» **WHAT NEEDS TO BE DONE**
Search the data for the string "ffffff" and gather each line it is in.

(Records from a collection)
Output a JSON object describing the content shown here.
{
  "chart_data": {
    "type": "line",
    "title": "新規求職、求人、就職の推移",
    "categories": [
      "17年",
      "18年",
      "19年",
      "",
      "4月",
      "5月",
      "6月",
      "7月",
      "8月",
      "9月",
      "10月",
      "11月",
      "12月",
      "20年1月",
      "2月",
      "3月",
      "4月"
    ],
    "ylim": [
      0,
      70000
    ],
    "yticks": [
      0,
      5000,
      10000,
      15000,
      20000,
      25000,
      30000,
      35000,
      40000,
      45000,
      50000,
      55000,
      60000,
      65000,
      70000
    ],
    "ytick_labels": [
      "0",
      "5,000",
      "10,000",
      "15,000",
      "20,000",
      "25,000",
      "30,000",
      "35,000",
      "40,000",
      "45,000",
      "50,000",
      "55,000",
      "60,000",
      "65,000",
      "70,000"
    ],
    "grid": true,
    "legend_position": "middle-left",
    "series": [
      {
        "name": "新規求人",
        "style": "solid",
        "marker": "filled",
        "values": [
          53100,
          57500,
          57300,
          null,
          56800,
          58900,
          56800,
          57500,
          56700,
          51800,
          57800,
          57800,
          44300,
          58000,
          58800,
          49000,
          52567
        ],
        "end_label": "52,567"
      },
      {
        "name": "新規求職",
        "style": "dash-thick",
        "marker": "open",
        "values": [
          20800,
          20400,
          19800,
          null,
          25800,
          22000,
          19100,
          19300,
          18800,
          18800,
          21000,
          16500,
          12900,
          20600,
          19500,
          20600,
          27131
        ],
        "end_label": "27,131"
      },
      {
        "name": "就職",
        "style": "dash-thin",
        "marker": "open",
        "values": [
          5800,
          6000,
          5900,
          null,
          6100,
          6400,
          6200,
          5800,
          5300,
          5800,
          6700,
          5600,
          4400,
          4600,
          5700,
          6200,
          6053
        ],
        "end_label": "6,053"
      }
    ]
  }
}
---
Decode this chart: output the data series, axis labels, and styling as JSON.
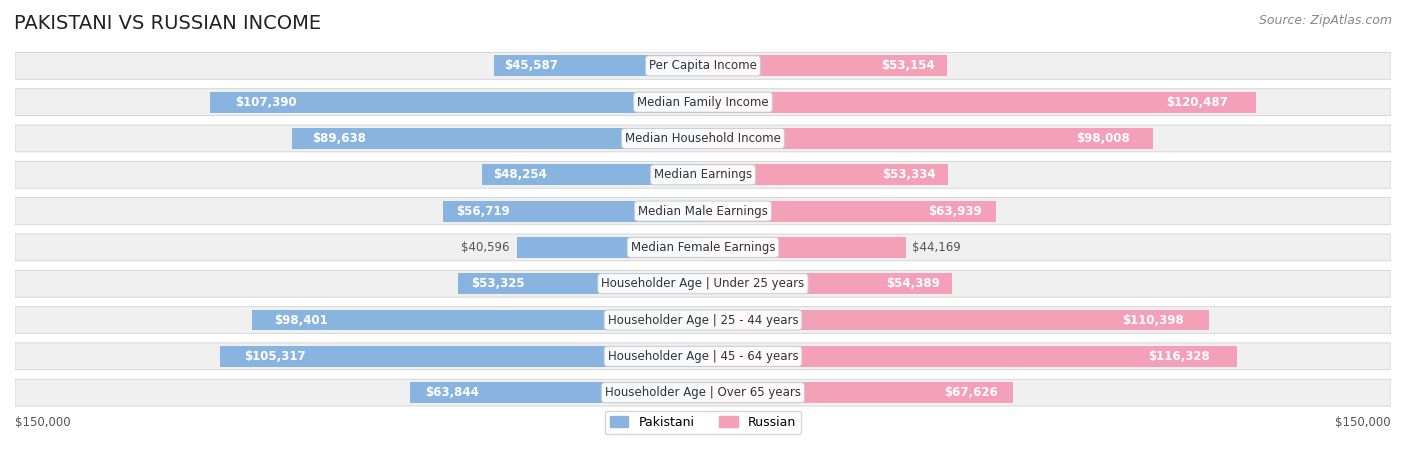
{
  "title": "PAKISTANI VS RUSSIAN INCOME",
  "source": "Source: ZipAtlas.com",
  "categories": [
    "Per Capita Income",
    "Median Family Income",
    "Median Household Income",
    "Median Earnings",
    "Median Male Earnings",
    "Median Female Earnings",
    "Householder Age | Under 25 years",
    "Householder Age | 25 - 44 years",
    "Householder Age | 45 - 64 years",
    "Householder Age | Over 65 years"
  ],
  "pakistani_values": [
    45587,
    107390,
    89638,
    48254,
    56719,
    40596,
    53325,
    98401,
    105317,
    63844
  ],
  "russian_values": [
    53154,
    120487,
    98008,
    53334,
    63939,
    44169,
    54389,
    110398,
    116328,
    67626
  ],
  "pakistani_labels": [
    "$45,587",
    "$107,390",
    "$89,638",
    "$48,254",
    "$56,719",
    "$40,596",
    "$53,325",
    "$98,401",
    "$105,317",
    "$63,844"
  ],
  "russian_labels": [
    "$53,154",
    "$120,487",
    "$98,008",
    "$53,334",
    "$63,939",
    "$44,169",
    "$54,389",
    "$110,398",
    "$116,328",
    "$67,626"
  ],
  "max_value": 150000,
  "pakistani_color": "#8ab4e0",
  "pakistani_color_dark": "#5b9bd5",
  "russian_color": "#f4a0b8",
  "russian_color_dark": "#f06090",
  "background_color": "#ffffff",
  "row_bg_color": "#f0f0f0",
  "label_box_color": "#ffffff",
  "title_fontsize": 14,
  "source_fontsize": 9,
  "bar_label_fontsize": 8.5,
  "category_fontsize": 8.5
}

» **SOLUTION BELOW**
  "background_color": "#ffffff",
  "label_box_color": "#ffffff",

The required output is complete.